Problem to solve:
Copy out each line below that has the word "image" in it.

Data in this exercise:
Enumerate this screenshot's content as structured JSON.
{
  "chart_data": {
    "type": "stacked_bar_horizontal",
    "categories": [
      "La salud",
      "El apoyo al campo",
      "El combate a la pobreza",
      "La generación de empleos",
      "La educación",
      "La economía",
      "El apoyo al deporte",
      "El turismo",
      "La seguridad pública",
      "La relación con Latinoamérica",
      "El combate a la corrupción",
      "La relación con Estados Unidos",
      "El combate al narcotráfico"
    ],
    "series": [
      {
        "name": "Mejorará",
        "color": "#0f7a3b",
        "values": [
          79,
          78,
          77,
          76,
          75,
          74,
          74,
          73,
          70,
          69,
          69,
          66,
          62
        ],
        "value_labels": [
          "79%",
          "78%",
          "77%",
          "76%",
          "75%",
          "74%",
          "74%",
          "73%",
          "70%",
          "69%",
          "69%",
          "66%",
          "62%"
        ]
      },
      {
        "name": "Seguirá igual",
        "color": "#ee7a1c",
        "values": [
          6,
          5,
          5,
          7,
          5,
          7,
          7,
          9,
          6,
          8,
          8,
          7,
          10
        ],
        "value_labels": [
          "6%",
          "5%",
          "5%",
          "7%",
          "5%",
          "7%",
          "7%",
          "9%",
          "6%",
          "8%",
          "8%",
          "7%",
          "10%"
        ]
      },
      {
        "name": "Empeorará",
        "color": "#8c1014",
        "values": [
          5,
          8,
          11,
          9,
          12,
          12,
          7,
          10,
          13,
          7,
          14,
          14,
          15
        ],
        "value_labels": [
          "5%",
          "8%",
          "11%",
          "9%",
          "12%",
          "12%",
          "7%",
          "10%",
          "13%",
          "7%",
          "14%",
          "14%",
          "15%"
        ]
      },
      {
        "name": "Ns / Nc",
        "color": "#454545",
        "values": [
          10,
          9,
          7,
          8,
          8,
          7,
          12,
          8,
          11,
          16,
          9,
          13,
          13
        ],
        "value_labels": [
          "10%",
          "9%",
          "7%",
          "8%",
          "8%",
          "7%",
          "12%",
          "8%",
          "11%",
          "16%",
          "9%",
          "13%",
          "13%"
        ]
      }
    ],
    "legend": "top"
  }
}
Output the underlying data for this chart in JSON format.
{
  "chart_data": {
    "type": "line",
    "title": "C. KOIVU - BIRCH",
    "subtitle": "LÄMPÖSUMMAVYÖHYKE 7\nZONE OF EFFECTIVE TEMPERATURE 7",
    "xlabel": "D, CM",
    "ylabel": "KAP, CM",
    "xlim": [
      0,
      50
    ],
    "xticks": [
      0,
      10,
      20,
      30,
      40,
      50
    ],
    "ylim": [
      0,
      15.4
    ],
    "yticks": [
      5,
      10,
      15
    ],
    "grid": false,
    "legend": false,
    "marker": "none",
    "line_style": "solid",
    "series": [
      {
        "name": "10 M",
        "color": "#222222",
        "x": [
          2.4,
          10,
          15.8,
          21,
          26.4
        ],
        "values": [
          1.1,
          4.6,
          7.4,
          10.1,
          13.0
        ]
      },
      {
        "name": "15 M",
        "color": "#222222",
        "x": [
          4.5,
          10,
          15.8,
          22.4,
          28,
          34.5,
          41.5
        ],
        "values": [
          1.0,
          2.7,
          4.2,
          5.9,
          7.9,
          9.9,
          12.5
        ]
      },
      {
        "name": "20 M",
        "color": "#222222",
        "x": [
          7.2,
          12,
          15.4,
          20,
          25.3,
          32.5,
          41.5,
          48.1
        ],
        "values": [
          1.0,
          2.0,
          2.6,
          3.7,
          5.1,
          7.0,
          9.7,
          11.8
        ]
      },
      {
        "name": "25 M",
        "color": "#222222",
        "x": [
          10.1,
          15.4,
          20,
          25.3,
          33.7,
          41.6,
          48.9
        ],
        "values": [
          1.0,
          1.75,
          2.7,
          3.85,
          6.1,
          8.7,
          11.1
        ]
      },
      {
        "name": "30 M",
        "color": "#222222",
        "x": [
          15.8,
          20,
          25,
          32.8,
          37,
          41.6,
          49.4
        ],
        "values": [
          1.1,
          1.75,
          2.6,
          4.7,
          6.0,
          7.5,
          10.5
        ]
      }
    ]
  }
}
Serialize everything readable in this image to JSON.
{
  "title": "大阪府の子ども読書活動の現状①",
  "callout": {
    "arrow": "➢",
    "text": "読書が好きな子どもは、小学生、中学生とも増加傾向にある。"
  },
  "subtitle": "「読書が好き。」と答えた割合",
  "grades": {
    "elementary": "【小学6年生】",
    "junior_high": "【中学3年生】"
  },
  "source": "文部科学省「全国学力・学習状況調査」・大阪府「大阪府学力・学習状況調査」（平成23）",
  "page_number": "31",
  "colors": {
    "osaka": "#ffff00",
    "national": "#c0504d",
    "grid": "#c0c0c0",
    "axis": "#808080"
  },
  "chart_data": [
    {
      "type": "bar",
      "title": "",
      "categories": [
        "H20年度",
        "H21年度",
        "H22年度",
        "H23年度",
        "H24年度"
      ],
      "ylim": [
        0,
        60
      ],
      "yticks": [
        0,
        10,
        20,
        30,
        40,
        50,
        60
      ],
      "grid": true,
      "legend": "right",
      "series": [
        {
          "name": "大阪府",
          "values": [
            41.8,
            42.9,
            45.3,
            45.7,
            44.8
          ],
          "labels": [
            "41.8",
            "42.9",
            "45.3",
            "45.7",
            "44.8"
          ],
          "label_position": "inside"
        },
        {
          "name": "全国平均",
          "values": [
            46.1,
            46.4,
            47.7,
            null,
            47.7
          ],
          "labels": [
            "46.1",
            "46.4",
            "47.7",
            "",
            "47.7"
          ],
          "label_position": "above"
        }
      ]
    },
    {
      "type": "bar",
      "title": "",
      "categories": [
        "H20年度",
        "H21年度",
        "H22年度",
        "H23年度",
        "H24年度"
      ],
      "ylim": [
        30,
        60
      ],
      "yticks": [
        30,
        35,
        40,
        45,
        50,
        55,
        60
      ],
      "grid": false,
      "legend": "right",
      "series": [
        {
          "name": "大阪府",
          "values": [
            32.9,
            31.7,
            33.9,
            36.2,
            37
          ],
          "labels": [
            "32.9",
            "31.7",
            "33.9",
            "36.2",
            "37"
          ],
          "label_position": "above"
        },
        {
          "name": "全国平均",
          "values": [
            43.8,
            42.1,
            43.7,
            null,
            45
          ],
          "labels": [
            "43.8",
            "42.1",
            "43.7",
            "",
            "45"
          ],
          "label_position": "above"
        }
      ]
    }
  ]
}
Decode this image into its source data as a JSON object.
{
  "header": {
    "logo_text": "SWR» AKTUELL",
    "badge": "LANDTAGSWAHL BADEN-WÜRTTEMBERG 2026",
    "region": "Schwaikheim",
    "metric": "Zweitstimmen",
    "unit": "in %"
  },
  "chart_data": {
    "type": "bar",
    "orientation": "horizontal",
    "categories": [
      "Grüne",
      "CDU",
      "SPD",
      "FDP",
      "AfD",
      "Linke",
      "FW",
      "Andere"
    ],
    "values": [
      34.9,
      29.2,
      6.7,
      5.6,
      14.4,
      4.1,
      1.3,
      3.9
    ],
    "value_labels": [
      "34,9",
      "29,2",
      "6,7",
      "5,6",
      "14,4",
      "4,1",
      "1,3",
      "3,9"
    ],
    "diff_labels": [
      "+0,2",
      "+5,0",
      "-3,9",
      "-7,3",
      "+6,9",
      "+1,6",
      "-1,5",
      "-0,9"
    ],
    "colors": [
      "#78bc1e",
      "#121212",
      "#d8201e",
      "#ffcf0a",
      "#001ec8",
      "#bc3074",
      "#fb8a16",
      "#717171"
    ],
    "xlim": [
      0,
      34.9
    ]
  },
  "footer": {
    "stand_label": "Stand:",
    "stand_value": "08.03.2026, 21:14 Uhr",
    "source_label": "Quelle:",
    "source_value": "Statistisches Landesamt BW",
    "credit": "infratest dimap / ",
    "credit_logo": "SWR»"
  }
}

Solution:
Serialize everything readable in this image to JSON.
Decode this image into its source data as a JSON object.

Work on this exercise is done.